------ Provided entries ------

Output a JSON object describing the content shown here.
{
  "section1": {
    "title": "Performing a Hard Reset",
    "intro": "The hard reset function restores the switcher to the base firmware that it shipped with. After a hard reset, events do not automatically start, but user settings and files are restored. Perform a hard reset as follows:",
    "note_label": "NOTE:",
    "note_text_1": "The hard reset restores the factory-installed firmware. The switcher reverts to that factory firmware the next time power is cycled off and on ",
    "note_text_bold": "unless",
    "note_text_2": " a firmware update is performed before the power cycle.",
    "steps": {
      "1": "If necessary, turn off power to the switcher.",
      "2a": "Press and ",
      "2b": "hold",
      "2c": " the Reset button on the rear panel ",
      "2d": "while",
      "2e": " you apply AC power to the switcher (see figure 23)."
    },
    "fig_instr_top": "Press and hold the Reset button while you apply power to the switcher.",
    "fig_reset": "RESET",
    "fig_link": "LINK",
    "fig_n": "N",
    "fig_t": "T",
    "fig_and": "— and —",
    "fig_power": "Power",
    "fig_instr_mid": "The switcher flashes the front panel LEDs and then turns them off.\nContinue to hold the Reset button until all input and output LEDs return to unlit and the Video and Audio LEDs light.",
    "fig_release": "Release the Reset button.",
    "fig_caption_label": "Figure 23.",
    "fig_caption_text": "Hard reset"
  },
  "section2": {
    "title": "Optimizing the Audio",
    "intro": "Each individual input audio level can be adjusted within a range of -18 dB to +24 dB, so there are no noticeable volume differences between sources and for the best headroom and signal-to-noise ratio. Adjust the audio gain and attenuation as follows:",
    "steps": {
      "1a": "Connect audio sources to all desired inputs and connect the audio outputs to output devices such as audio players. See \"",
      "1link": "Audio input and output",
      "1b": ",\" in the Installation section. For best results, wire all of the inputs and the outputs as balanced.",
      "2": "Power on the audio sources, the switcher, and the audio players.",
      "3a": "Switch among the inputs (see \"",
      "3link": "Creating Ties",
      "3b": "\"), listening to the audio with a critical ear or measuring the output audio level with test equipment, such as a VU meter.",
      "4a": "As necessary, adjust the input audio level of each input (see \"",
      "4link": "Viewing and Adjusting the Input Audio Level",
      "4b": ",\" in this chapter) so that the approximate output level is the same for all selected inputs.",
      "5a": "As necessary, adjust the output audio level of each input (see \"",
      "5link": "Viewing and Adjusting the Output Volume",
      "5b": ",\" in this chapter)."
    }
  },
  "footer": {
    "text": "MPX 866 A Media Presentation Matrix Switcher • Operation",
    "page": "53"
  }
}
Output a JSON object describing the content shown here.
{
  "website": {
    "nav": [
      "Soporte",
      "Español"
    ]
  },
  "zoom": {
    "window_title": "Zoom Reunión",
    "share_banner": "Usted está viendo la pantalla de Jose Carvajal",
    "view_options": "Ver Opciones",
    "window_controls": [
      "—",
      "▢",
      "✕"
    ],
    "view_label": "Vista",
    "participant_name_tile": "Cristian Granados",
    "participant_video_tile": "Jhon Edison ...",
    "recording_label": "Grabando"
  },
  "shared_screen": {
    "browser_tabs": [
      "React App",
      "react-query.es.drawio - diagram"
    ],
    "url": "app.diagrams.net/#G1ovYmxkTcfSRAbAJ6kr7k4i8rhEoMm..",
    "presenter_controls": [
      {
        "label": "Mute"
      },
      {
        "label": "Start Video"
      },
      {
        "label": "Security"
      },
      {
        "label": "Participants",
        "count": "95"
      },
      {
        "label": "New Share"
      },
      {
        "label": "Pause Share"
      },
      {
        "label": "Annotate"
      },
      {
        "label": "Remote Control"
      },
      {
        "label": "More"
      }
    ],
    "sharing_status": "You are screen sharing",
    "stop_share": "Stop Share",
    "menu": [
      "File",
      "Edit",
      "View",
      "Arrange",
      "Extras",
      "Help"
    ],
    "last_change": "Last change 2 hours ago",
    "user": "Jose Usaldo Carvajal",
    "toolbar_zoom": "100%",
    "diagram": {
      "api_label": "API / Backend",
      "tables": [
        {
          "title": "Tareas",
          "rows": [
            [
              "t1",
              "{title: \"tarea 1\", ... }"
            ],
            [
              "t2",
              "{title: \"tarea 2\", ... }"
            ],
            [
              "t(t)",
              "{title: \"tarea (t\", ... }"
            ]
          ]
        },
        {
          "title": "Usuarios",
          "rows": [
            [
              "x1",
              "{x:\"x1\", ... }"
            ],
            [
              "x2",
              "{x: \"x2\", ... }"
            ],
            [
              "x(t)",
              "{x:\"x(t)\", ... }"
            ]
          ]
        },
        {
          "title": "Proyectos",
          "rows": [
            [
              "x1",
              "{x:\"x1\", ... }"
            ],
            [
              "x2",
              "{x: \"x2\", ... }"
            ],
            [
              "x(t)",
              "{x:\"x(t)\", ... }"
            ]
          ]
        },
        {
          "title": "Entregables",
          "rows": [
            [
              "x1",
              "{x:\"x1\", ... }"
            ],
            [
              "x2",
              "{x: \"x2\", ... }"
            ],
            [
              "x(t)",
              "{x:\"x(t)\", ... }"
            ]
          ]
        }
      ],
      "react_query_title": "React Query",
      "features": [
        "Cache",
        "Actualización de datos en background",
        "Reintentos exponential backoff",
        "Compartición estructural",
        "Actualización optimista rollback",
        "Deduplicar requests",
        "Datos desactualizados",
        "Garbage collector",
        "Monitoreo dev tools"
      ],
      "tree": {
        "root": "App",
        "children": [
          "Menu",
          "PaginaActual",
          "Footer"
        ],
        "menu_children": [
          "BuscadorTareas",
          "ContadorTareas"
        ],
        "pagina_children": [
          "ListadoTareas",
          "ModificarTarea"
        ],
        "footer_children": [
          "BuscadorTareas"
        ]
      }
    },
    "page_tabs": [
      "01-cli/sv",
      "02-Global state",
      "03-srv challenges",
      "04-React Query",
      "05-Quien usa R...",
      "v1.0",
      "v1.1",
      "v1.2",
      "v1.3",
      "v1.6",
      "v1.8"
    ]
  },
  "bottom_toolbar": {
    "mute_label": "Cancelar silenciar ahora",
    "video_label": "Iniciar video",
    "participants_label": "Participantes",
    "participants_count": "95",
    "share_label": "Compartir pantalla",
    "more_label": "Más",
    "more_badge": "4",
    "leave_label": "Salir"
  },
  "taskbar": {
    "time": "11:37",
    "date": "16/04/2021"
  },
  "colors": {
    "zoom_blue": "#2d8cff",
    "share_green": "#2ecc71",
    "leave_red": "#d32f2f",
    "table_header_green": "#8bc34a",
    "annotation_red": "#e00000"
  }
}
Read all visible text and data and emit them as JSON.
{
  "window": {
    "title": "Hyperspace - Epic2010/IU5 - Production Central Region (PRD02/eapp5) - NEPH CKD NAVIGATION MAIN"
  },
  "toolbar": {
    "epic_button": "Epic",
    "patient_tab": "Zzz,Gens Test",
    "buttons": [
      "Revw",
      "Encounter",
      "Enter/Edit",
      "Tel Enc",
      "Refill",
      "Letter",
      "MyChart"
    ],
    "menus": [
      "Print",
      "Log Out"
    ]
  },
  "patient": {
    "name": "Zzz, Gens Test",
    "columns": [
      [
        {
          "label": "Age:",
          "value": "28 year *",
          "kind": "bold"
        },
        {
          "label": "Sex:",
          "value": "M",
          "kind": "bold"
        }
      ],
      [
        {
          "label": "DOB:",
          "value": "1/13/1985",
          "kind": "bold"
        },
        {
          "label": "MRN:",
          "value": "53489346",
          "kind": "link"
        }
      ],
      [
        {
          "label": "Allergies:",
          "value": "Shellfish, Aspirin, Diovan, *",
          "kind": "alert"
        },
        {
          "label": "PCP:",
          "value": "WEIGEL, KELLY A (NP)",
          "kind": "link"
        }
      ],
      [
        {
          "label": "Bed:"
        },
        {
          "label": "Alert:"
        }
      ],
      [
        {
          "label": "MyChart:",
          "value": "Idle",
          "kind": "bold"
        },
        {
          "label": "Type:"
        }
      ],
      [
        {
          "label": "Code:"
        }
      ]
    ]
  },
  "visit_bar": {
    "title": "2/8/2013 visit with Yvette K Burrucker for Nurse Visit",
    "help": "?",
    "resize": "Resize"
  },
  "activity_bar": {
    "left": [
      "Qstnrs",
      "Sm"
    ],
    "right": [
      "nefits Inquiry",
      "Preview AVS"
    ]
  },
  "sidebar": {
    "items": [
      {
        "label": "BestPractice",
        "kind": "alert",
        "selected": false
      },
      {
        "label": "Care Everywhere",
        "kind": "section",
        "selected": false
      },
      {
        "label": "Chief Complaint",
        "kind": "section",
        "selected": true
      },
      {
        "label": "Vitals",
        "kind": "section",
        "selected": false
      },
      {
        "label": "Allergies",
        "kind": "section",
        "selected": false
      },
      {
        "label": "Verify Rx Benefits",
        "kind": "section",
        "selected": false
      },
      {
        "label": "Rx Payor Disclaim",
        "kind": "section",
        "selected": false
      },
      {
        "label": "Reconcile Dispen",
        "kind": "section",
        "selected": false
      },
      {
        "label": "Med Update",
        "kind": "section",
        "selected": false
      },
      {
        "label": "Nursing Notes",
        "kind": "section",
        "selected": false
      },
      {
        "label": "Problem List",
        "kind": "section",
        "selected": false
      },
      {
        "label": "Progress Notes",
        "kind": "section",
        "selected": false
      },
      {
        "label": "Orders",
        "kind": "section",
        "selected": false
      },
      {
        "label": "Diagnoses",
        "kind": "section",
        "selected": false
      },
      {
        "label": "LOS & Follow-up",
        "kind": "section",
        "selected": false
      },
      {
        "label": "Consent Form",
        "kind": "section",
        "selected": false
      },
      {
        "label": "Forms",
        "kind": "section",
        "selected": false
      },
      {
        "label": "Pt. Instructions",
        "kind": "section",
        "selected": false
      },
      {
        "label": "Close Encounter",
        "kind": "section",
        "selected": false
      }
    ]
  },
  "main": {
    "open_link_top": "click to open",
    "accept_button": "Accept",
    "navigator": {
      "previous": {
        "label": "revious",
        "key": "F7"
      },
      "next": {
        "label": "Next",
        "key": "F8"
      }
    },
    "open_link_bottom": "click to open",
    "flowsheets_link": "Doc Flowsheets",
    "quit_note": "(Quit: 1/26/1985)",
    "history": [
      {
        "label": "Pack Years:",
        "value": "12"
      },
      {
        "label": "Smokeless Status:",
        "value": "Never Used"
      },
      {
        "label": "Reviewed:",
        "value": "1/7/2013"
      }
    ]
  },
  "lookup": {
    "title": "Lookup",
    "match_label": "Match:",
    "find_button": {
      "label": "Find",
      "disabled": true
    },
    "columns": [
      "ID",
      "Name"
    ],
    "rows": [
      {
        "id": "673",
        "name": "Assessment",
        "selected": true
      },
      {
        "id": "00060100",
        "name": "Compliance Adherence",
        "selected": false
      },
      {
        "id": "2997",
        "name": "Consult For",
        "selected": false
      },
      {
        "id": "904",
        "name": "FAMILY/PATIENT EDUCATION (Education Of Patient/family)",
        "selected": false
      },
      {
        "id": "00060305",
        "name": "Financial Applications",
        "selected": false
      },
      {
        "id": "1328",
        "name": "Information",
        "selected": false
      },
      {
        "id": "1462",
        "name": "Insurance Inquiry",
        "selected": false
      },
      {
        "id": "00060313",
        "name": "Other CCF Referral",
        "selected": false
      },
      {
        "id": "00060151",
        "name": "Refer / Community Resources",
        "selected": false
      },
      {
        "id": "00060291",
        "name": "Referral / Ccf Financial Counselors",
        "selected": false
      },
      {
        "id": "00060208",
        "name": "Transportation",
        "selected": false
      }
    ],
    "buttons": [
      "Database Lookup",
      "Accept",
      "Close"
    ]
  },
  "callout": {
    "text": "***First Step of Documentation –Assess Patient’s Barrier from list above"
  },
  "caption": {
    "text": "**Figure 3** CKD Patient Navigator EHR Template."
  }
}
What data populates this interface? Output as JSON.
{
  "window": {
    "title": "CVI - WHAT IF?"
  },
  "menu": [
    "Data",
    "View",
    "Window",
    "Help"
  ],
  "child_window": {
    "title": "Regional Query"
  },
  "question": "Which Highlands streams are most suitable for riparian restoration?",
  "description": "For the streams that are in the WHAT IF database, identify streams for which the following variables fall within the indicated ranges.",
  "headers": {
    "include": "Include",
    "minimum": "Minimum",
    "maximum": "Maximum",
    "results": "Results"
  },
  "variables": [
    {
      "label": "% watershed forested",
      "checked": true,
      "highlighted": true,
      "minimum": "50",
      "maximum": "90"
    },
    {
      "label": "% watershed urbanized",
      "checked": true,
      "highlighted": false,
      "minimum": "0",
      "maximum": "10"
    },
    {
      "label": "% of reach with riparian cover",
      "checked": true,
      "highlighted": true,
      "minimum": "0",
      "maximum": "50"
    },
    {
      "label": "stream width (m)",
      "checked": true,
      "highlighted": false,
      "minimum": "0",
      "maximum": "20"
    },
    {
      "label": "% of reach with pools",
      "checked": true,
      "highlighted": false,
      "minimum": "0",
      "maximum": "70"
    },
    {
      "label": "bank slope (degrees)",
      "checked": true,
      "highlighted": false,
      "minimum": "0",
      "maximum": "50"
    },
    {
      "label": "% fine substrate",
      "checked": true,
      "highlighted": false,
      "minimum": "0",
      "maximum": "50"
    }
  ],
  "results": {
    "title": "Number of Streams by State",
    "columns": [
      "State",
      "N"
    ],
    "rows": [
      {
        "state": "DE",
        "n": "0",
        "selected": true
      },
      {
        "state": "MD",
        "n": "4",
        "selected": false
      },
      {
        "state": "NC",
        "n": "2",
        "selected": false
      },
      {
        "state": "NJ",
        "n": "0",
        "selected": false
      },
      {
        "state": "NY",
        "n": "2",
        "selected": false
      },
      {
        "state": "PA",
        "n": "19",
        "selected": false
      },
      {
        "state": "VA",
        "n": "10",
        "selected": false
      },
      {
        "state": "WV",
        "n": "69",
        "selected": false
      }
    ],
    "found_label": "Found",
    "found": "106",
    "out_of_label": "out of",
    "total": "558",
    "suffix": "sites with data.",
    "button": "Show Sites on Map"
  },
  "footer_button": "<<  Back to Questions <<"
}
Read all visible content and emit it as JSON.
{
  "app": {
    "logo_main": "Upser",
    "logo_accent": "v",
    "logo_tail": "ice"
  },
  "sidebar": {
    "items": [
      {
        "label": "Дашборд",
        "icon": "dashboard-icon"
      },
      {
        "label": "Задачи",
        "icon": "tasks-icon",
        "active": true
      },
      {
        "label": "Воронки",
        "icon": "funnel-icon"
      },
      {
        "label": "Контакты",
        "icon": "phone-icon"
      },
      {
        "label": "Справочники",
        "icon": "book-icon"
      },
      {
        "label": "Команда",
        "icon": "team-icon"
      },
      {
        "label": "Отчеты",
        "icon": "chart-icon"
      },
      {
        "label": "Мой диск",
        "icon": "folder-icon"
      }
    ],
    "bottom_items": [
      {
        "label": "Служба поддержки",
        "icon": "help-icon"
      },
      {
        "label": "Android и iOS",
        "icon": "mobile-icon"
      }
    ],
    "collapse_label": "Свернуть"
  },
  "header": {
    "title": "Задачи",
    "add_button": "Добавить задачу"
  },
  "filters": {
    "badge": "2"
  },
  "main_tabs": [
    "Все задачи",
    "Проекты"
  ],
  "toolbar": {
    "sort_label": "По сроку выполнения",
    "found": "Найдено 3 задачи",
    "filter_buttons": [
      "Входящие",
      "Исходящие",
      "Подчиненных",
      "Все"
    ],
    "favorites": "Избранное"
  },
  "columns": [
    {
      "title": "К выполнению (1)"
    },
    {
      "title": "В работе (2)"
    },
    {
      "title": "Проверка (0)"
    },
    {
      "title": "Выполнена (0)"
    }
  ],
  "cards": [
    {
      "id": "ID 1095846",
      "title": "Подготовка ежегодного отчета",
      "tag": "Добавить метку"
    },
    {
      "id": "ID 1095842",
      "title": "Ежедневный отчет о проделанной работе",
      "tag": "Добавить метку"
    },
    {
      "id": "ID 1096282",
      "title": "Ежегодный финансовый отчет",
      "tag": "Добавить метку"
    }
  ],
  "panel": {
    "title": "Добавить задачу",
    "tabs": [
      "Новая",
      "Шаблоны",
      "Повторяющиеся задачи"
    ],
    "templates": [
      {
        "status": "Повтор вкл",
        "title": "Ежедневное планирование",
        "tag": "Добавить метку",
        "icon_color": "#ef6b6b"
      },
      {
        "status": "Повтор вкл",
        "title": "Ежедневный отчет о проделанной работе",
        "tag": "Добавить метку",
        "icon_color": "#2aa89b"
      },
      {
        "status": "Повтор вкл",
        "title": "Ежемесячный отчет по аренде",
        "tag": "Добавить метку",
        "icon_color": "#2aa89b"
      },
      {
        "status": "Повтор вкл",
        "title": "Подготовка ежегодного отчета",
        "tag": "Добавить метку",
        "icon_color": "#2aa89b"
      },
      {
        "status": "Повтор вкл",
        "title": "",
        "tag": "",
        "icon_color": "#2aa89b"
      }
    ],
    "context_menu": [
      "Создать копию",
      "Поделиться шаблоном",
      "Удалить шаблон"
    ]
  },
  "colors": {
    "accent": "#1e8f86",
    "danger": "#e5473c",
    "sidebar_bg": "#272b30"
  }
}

------

» Brief
Copy every line of the listing where the word "follows" appears.

» Task result
    "intro": "The hard reset function restores the switcher to the base firmware that it shipped with. After a hard reset, events do not automatically start, but user settings and files are restored. Perform a hard reset as follows:",
    "intro": "Each individual input audio level can be adjusted within a range of -18 dB to +24 dB, so there are no noticeable volume differences between sources and for the best headroom and signal-to-noise ratio. Adjust the audio gain and attenuation as follows:",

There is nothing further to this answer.